Text for analysis START

That Time They Built a King Kong Robot
WHY YOU SHOULD CARE
This is the cinematic history they don’t want you to know about.
By Jim Knipfel
Willis O’Brien, the stop-motion pioneer who originally brought King Kong to life in 1933, hit the skids pretty hard by the late ’40s. He spent the last decade of his life pitching assorted Kong scripts around Hollywood with little success. Finally, in the early ’60s, the script for a movie he was calling King Kong vs. Frankenstein (which seems an awfully unfair fight, if you ask me) ended up on the desk of Toho Studios producer Tomoyuki Tanaka. Tanaka had always wanted to make a Kong film, but he had no use for O’Brien’s slow and pricey stop-motion animation when rubber suits and miniature sets worked just fine. Still, he bought the script, made one small correction and was good to go.

Text for analysis END

» **Task prompt**
Transcribe the King Kong article from "By Jim Knipfel" to "good to go.", word for word. These lines have nothing to do with the King Kong article.

Excerpted data START

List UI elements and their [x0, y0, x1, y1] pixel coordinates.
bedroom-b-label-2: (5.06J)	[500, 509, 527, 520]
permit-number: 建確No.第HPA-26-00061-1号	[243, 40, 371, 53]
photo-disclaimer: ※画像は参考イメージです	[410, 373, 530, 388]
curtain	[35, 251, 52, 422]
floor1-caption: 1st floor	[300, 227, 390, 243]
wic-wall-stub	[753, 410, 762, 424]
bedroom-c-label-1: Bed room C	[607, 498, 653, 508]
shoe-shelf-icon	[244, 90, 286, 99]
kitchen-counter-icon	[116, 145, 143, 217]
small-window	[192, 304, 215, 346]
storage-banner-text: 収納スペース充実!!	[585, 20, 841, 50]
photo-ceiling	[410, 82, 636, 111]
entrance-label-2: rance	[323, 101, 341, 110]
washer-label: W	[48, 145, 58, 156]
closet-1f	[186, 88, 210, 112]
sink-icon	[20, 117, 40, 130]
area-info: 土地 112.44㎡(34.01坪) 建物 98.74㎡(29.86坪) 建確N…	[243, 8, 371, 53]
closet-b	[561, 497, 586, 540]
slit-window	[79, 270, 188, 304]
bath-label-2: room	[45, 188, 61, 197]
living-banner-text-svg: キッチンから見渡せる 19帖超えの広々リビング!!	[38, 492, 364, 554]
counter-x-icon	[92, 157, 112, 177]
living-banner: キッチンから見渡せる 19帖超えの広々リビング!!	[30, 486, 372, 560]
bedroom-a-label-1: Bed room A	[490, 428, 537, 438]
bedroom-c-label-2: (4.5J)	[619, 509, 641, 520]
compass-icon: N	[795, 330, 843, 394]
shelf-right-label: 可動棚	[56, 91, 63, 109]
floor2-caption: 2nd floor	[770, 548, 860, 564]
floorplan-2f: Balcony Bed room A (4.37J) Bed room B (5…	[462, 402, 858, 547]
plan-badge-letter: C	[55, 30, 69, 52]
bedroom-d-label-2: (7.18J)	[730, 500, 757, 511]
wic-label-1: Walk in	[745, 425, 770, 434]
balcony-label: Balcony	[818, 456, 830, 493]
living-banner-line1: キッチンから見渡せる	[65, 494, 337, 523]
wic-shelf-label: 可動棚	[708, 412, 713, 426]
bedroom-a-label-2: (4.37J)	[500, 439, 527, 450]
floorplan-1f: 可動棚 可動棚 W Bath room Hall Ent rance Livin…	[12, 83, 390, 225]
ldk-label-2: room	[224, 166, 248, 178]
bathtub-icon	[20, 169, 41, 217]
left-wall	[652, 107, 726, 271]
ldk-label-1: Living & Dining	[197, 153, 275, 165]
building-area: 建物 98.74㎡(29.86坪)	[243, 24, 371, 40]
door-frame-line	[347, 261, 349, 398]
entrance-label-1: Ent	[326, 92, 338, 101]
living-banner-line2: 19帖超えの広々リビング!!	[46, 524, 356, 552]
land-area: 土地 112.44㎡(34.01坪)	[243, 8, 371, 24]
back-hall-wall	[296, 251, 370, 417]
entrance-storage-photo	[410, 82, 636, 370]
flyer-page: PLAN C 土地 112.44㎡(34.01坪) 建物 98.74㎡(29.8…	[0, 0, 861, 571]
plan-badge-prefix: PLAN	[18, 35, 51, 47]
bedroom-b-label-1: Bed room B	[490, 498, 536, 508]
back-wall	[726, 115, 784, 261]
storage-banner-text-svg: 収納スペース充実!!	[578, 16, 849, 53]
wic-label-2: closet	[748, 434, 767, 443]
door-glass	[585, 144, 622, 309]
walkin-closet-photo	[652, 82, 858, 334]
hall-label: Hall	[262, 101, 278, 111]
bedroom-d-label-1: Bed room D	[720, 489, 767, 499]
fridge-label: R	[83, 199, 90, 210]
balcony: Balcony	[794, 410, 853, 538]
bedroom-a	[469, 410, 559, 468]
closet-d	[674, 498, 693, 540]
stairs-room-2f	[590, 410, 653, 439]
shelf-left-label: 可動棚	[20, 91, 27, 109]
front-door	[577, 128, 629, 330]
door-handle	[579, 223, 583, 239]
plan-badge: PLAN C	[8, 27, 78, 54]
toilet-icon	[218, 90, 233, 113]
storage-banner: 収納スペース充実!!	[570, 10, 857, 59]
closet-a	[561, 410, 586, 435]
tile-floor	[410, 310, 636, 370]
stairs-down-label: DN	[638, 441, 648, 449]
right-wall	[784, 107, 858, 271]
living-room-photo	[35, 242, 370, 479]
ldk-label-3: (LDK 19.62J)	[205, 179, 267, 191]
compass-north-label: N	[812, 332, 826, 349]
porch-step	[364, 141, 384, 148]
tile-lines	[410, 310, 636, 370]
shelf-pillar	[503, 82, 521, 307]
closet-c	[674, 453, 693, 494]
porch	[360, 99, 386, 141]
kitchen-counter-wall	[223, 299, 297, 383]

Excerpted data END

» **Written solution**
By Jim Knipfel
Willis O’Brien, the stop-motion pioneer who originally brought King Kong to life in 1933, hit the skids pretty hard by the late ’40s. He spent the last decade of his life pitching assorted Kong scripts around Hollywood with little success. Finally, in the early ’60s, the script for a movie he was calling King Kong vs. Frankenstein (which seems an awfully unfair fight, if you ask me) ended up on the desk of Toho Studios producer Tomoyuki Tanaka. Tanaka had always wanted to make a Kong film, but he had no use for O’Brien’s slow and pricey stop-motion animation when rubber suits and miniature sets worked just fine. Still, he bought the script, made one small correction and was good to go.